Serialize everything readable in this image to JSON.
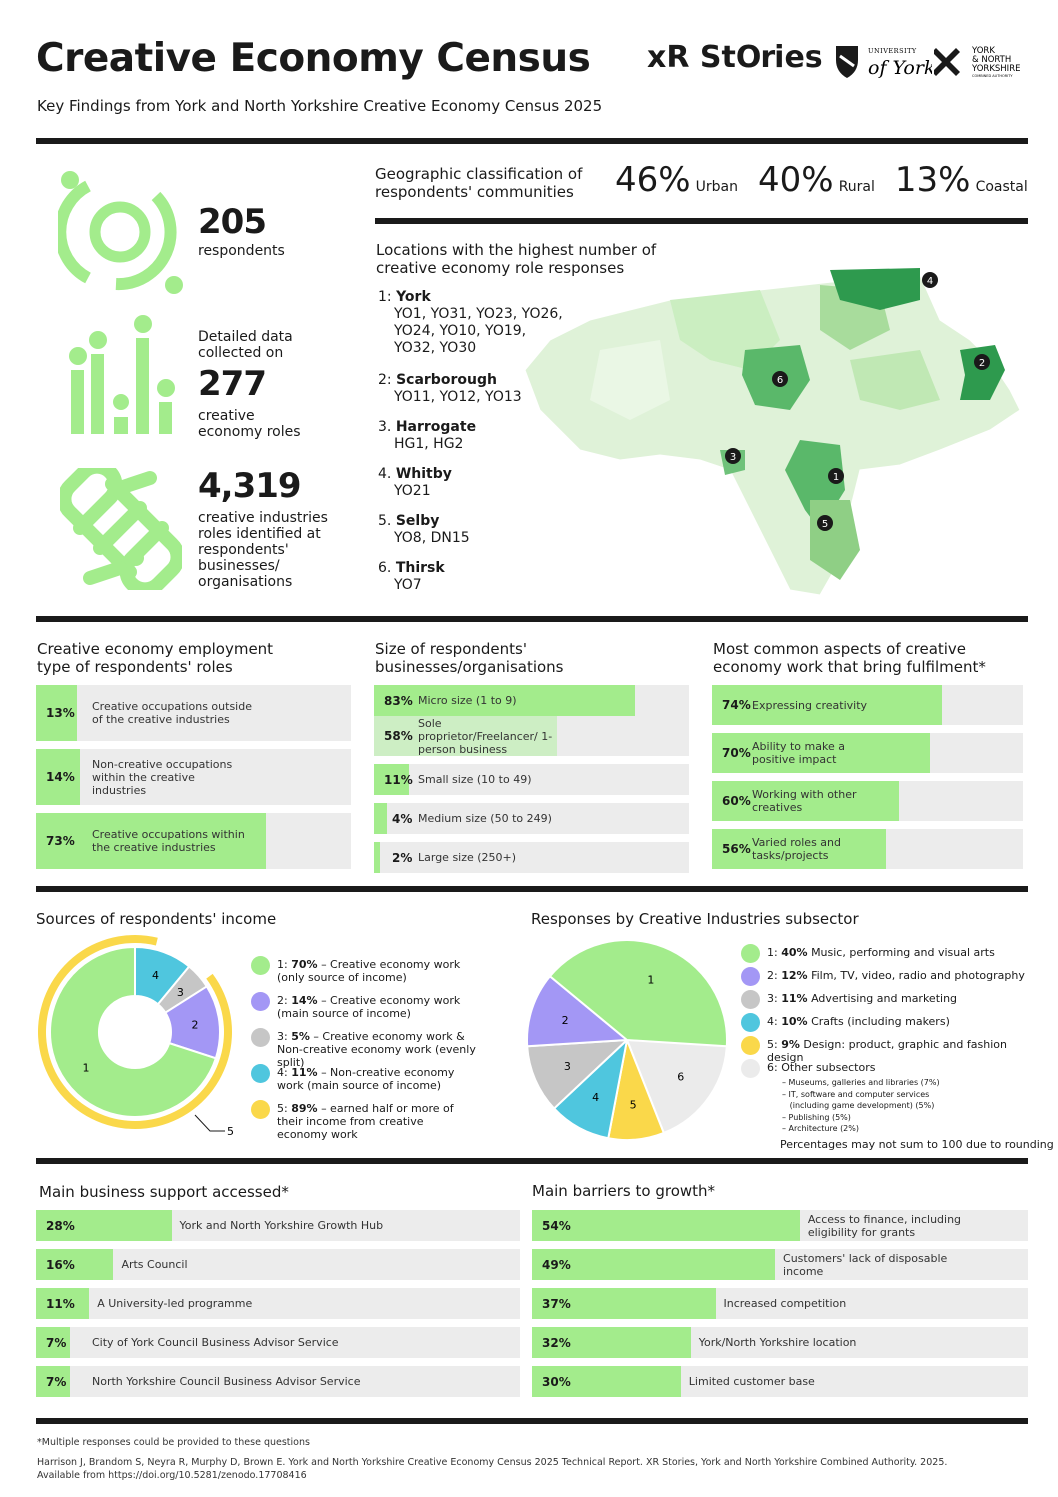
{
  "header": {
    "title": "Creative Economy Census",
    "subtitle": "Key Findings from York and North Yorkshire Creative Economy Census 2025",
    "logos": [
      "xR StOries",
      "UNIVERSITY of York",
      "YORK & NORTH YORKSHIRE COMBINED AUTHORITY"
    ]
  },
  "stats": [
    {
      "value": "205",
      "label": "respondents",
      "icon": "target-rings-icon"
    },
    {
      "pre": "Detailed data collected on",
      "value": "277",
      "label": "creative economy roles",
      "icon": "bar-dots-icon"
    },
    {
      "value": "4,319",
      "label": "creative industries roles identified at respondents' businesses/ organisations",
      "icon": "interlinked-icon"
    }
  ],
  "geo": {
    "title": "Geographic classification of respondents' communities",
    "items": [
      {
        "pct": "46%",
        "label": "Urban"
      },
      {
        "pct": "40%",
        "label": "Rural"
      },
      {
        "pct": "13%",
        "label": "Coastal"
      }
    ]
  },
  "locations": {
    "title": "Locations with the highest number of creative economy role responses",
    "items": [
      {
        "rank": "1:",
        "name": "York",
        "codes": "YO1, YO31, YO23, YO26, YO24, YO10, YO19, YO32, YO30"
      },
      {
        "rank": "2:",
        "name": "Scarborough",
        "codes": "YO11, YO12, YO13"
      },
      {
        "rank": "3.",
        "name": "Harrogate",
        "codes": "HG1, HG2"
      },
      {
        "rank": "4.",
        "name": "Whitby",
        "codes": "YO21"
      },
      {
        "rank": "5.",
        "name": "Selby",
        "codes": "YO8, DN15"
      },
      {
        "rank": "6.",
        "name": "Thirsk",
        "codes": "YO7"
      }
    ],
    "map_markers": [
      "1",
      "2",
      "3",
      "4",
      "5",
      "6"
    ]
  },
  "employment": {
    "title": "Creative economy employment type of respondents' roles",
    "items": [
      {
        "pct": 13,
        "label": "Creative occupations outside of the creative industries"
      },
      {
        "pct": 14,
        "label": "Non-creative occupations within the creative industries"
      },
      {
        "pct": 73,
        "label": "Creative occupations within the creative industries"
      }
    ]
  },
  "size": {
    "title": "Size of respondents' businesses/organisations",
    "items": [
      {
        "pct": 83,
        "label": "Micro size (1 to 9)"
      },
      {
        "pct": 58,
        "label": "Sole proprietor/Freelancer/ 1-person business",
        "sub": true
      },
      {
        "pct": 11,
        "label": "Small size (10 to 49)"
      },
      {
        "pct": 4,
        "label": "Medium size (50 to 249)"
      },
      {
        "pct": 2,
        "label": "Large size (250+)"
      }
    ]
  },
  "fulfilment": {
    "title": "Most common aspects of creative economy work that bring fulfilment*",
    "items": [
      {
        "pct": 74,
        "label": "Expressing creativity"
      },
      {
        "pct": 70,
        "label": "Ability to make a positive impact"
      },
      {
        "pct": 60,
        "label": "Working with other creatives"
      },
      {
        "pct": 56,
        "label": "Varied roles and tasks/projects"
      }
    ]
  },
  "income": {
    "title": "Sources of respondents' income",
    "slices": [
      {
        "n": "1",
        "pct": 70,
        "color": "#a3ec8c"
      },
      {
        "n": "2",
        "pct": 14,
        "color": "#a397f5"
      },
      {
        "n": "3",
        "pct": 5,
        "color": "#c6c6c6"
      },
      {
        "n": "4",
        "pct": 11,
        "color": "#4fc6de"
      }
    ],
    "ring": {
      "n": "5",
      "pct": 89,
      "color": "#fad84a"
    },
    "legend": [
      {
        "key": "1:",
        "pct": "70%",
        "text": "– Creative economy work (only source of income)",
        "color": "#a3ec8c"
      },
      {
        "key": "2:",
        "pct": "14%",
        "text": "– Creative economy work (main source of income)",
        "color": "#a397f5"
      },
      {
        "key": "3:",
        "pct": "5%",
        "text": "– Creative economy work & Non-creative economy work (evenly split)",
        "color": "#c6c6c6"
      },
      {
        "key": "4:",
        "pct": "11%",
        "text": "– Non-creative economy work (main source of income)",
        "color": "#4fc6de"
      },
      {
        "key": "5:",
        "pct": "89%",
        "text": "– earned half or more of their income from creative economy work",
        "color": "#fad84a"
      }
    ]
  },
  "subsector": {
    "title": "Responses by Creative Industries subsector",
    "slices": [
      {
        "n": "6",
        "pct": 19,
        "color": "#ebebeb"
      },
      {
        "n": "5",
        "pct": 9,
        "color": "#fad84a"
      },
      {
        "n": "4",
        "pct": 10,
        "color": "#4fc6de"
      },
      {
        "n": "3",
        "pct": 11,
        "color": "#c6c6c6"
      },
      {
        "n": "2",
        "pct": 12,
        "color": "#a397f5"
      },
      {
        "n": "1",
        "pct": 40,
        "color": "#a3ec8c"
      }
    ],
    "legend": [
      {
        "key": "1:",
        "pct": "40%",
        "text": "Music, performing and visual arts",
        "color": "#a3ec8c"
      },
      {
        "key": "2:",
        "pct": "12%",
        "text": "Film, TV, video, radio and photography",
        "color": "#a397f5"
      },
      {
        "key": "3:",
        "pct": "11%",
        "text": "Advertising and marketing",
        "color": "#c6c6c6"
      },
      {
        "key": "4:",
        "pct": "10%",
        "text": "Crafts (including makers)",
        "color": "#4fc6de"
      },
      {
        "key": "5:",
        "pct": "9%",
        "text": "Design: product, graphic and fashion design",
        "color": "#fad84a"
      },
      {
        "key": "6:",
        "pct": "",
        "text": "Other subsectors",
        "color": "#ebebeb"
      }
    ],
    "other": [
      "– Museums, galleries and libraries (7%)",
      "– IT, software and computer services",
      "   (including game development) (5%)",
      "– Publishing (5%)",
      "– Architecture (2%)"
    ],
    "note": "Percentages may not sum to 100 due to rounding"
  },
  "support": {
    "title": "Main business support accessed*",
    "items": [
      {
        "pct": 28,
        "label": "York and North Yorkshire Growth Hub"
      },
      {
        "pct": 16,
        "label": "Arts Council"
      },
      {
        "pct": 11,
        "label": "A University-led programme"
      },
      {
        "pct": 7,
        "label": "City of York Council Business Advisor Service"
      },
      {
        "pct": 7,
        "label": "North Yorkshire Council Business Advisor Service"
      }
    ]
  },
  "barriers": {
    "title": "Main barriers to growth*",
    "items": [
      {
        "pct": 54,
        "label": "Access to finance, including eligibility for grants"
      },
      {
        "pct": 49,
        "label": "Customers' lack of disposable income"
      },
      {
        "pct": 37,
        "label": "Increased competition"
      },
      {
        "pct": 32,
        "label": "York/North Yorkshire location"
      },
      {
        "pct": 30,
        "label": "Limited customer base"
      }
    ]
  },
  "footer": {
    "note": "*Multiple responses could be provided to these questions",
    "citation": "Harrison J, Brandom S, Neyra R, Murphy D, Brown E. York and North Yorkshire Creative Economy Census 2025 Technical Report. XR Stories, York and North Yorkshire Combined Authority. 2025.",
    "link": "Available from https://doi.org/10.5281/zenodo.17708416"
  },
  "colors": {
    "accent": "#a3ec8c",
    "track": "#ececec",
    "text": "#1a1a1a"
  }
}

+--

| Problem to work on |
Restate the data above word for word. Do not include the images.

| The completed task |
Serialize everything readable in this image to JSON.
{
  "header": {
    "title": "Creative Economy Census",
    "subtitle": "Key Findings from York and North Yorkshire Creative Economy Census 2025",
    "logos": [
      "xR StOries",
      "UNIVERSITY of York",
      "YORK & NORTH YORKSHIRE COMBINED AUTHORITY"
    ]
  },
  "stats": [
    {
      "value": "205",
      "label": "respondents",
      "icon": "target-rings-icon"
    },
    {
      "pre": "Detailed data collected on",
      "value": "277",
      "label": "creative economy roles",
      "icon": "bar-dots-icon"
    },
    {
      "value": "4,319",
      "label": "creative industries roles identified at respondents' businesses/ organisations",
      "icon": "interlinked-icon"
    }
  ],
  "geo": {
    "title": "Geographic classification of respondents' communities",
    "items": [
      {
        "pct": "46%",
        "label": "Urban"
      },
      {
        "pct": "40%",
        "label": "Rural"
      },
      {
        "pct": "13%",
        "label": "Coastal"
      }
    ]
  },
  "locations": {
    "title": "Locations with the highest number of creative economy role responses",
    "items": [
      {
        "rank": "1:",
        "name": "York",
        "codes": "YO1, YO31, YO23, YO26, YO24, YO10, YO19, YO32, YO30"
      },
      {
        "rank": "2:",
        "name": "Scarborough",
        "codes": "YO11, YO12, YO13"
      },
      {
        "rank": "3.",
        "name": "Harrogate",
        "codes": "HG1, HG2"
      },
      {
        "rank": "4.",
        "name": "Whitby",
        "codes": "YO21"
      },
      {
        "rank": "5.",
        "name": "Selby",
        "codes": "YO8, DN15"
      },
      {
        "rank": "6.",
        "name": "Thirsk",
        "codes": "YO7"
      }
    ],
    "map_markers": [
      "1",
      "2",
      "3",
      "4",
      "5",
      "6"
    ]
  },
  "employment": {
    "title": "Creative economy employment type of respondents' roles",
    "items": [
      {
        "pct": 13,
        "label": "Creative occupations outside of the creative industries"
      },
      {
        "pct": 14,
        "label": "Non-creative occupations within the creative industries"
      },
      {
        "pct": 73,
        "label": "Creative occupations within the creative industries"
      }
    ]
  },
  "size": {
    "title": "Size of respondents' businesses/organisations",
    "items": [
      {
        "pct": 83,
        "label": "Micro size (1 to 9)"
      },
      {
        "pct": 58,
        "label": "Sole proprietor/Freelancer/ 1-person business",
        "sub": true
      },
      {
        "pct": 11,
        "label": "Small size (10 to 49)"
      },
      {
        "pct": 4,
        "label": "Medium size (50 to 249)"
      },
      {
        "pct": 2,
        "label": "Large size (250+)"
      }
    ]
  },
  "fulfilment": {
    "title": "Most common aspects of creative economy work that bring fulfilment*",
    "items": [
      {
        "pct": 74,
        "label": "Expressing creativity"
      },
      {
        "pct": 70,
        "label": "Ability to make a positive impact"
      },
      {
        "pct": 60,
        "label": "Working with other creatives"
      },
      {
        "pct": 56,
        "label": "Varied roles and tasks/projects"
      }
    ]
  },
  "income": {
    "title": "Sources of respondents' income",
    "slices": [
      {
        "n": "1",
        "pct": 70,
        "color": "#a3ec8c"
      },
      {
        "n": "2",
        "pct": 14,
        "color": "#a397f5"
      },
      {
        "n": "3",
        "pct": 5,
        "color": "#c6c6c6"
      },
      {
        "n": "4",
        "pct": 11,
        "color": "#4fc6de"
      }
    ],
    "ring": {
      "n": "5",
      "pct": 89,
      "color": "#fad84a"
    },
    "legend": [
      {
        "key": "1:",
        "pct": "70%",
        "text": "– Creative economy work (only source of income)",
        "color": "#a3ec8c"
      },
      {
        "key": "2:",
        "pct": "14%",
        "text": "– Creative economy work (main source of income)",
        "color": "#a397f5"
      },
      {
        "key": "3:",
        "pct": "5%",
        "text": "– Creative economy work & Non-creative economy work (evenly split)",
        "color": "#c6c6c6"
      },
      {
        "key": "4:",
        "pct": "11%",
        "text": "– Non-creative economy work (main source of income)",
        "color": "#4fc6de"
      },
      {
        "key": "5:",
        "pct": "89%",
        "text": "– earned half or more of their income from creative economy work",
        "color": "#fad84a"
      }
    ]
  },
  "subsector": {
    "title": "Responses by Creative Industries subsector",
    "slices": [
      {
        "n": "6",
        "pct": 19,
        "color": "#ebebeb"
      },
      {
        "n": "5",
        "pct": 9,
        "color": "#fad84a"
      },
      {
        "n": "4",
        "pct": 10,
        "color": "#4fc6de"
      },
      {
        "n": "3",
        "pct": 11,
        "color": "#c6c6c6"
      },
      {
        "n": "2",
        "pct": 12,
        "color": "#a397f5"
      },
      {
        "n": "1",
        "pct": 40,
        "color": "#a3ec8c"
      }
    ],
    "legend": [
      {
        "key": "1:",
        "pct": "40%",
        "text": "Music, performing and visual arts",
        "color": "#a3ec8c"
      },
      {
        "key": "2:",
        "pct": "12%",
        "text": "Film, TV, video, radio and photography",
        "color": "#a397f5"
      },
      {
        "key": "3:",
        "pct": "11%",
        "text": "Advertising and marketing",
        "color": "#c6c6c6"
      },
      {
        "key": "4:",
        "pct": "10%",
        "text": "Crafts (including makers)",
        "color": "#4fc6de"
      },
      {
        "key": "5:",
        "pct": "9%",
        "text": "Design: product, graphic and fashion design",
        "color": "#fad84a"
      },
      {
        "key": "6:",
        "pct": "",
        "text": "Other subsectors",
        "color": "#ebebeb"
      }
    ],
    "other": [
      "– Museums, galleries and libraries (7%)",
      "– IT, software and computer services",
      "   (including game development) (5%)",
      "– Publishing (5%)",
      "– Architecture (2%)"
    ],
    "note": "Percentages may not sum to 100 due to rounding"
  },
  "support": {
    "title": "Main business support accessed*",
    "items": [
      {
        "pct": 28,
        "label": "York and North Yorkshire Growth Hub"
      },
      {
        "pct": 16,
        "label": "Arts Council"
      },
      {
        "pct": 11,
        "label": "A University-led programme"
      },
      {
        "pct": 7,
        "label": "City of York Council Business Advisor Service"
      },
      {
        "pct": 7,
        "label": "North Yorkshire Council Business Advisor Service"
      }
    ]
  },
  "barriers": {
    "title": "Main barriers to growth*",
    "items": [
      {
        "pct": 54,
        "label": "Access to finance, including eligibility for grants"
      },
      {
        "pct": 49,
        "label": "Customers' lack of disposable income"
      },
      {
        "pct": 37,
        "label": "Increased competition"
      },
      {
        "pct": 32,
        "label": "York/North Yorkshire location"
      },
      {
        "pct": 30,
        "label": "Limited customer base"
      }
    ]
  },
  "footer": {
    "note": "*Multiple responses could be provided to these questions",
    "citation": "Harrison J, Brandom S, Neyra R, Murphy D, Brown E. York and North Yorkshire Creative Economy Census 2025 Technical Report. XR Stories, York and North Yorkshire Combined Authority. 2025.",
    "link": "Available from https://doi.org/10.5281/zenodo.17708416"
  },
  "colors": {
    "accent": "#a3ec8c",
    "track": "#ececec",
    "text": "#1a1a1a"
  }
}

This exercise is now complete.